* _ENUNCIADO DA TAREFA_
Resuma em duas frases o texto sobre videogames e o cérebro de adolescentes.

* _TRECHO DO DOCUMENTO_

Adolescentes que passam muito tempo jogando videogames têm estruturas e níveis de atividade diferentes em áreas do cérebro ligadas à recompensa, descobriram cientistas, dando a entender que eles extraem mais dos jogos do que pessoas que tendem a jogar menos.
Em um estudo publicado no periódico Translational Psychiatry nesta terça-feira (15), pesquisadores analisaram ressonâncias magnéticas de mais de 150 jovens de 14 anos que jogam videogame moderada ou intensamente, e descobriram que os jogadores frequentes possuem um volume maior de matéria cinzenta em uma parte crucial de seus cérebros.
Estudos anteriores haviam mostrado um elo entre o estriado ventral ligado à dopamina, uma estrutura do sistema de recompensa do cérebro, e os jogos de videogame ou apostas no computador, mas este é o primeiro a verificar volume e estrutura cerebral.
"Estes achados demonstram que o estriado ventral desempenha um papel significativo no ato de jogar videogame em excesso e contribui para nossa compreensão do vício comportamental", escreveram Simone Kuehn, da Universidade Ghent da Bélgica, e Juergen Gallinat, da Universidade Charite de Medicina da Alemanha, em seu estudo.
Os videogames se tornaram imensamente populares nos últimos anos, em particular entre adolescentes. O uso semanal médio neste experimento foi de cerca de 12 horas por semana.

* _LISTAGEM_
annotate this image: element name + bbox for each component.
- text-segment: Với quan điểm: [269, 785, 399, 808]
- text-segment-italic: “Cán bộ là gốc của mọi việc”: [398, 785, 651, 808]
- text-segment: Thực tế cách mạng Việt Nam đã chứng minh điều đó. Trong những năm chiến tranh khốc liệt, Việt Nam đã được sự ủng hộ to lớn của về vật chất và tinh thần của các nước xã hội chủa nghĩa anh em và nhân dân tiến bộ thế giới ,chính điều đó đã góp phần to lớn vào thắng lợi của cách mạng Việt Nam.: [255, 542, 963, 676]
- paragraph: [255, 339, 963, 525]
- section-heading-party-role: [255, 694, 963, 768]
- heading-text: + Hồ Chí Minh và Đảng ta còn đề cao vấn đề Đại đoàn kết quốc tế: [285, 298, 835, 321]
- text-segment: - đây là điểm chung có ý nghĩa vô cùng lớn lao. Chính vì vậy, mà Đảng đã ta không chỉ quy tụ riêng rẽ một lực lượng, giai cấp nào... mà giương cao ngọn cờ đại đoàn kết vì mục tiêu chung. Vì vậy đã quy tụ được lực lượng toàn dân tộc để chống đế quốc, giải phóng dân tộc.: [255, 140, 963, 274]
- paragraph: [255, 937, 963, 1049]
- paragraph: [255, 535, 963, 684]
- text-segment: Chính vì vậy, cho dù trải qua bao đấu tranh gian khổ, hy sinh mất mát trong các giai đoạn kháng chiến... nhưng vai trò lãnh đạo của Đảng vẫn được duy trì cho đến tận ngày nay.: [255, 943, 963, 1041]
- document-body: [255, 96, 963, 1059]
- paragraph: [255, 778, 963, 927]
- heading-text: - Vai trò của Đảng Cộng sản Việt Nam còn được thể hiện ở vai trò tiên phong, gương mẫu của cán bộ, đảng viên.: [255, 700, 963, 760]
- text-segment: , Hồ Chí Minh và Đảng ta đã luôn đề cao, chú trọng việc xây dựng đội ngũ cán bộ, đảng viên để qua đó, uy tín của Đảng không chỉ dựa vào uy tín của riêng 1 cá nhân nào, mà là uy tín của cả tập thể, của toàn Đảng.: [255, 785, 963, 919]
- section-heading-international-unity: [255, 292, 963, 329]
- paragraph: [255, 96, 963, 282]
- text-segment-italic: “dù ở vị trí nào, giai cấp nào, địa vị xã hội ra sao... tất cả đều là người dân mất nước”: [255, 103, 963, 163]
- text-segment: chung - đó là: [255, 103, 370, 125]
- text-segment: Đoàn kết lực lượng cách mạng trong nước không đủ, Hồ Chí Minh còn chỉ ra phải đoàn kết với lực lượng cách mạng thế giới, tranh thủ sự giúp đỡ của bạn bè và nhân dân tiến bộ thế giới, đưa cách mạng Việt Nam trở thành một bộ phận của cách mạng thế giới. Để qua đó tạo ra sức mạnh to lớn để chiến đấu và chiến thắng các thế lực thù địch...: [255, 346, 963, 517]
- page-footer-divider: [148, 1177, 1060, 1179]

* _RESPOSTA DA TAREFA_
Um estudo publicado no periódico Translational Psychiatry analisou ressonâncias magnéticas de mais de 150 jovens de 14 anos e descobriu que os que jogam videogame com frequência têm maior volume de matéria cinzenta em uma parte crucial do cérebro. Segundo os autores, o estriado ventral, estrutura do sistema de recompensa ligada à dopamina, desempenha um papel significativo no ato de jogar em excesso, e o achado contribui para a compreensão do vício comportamental.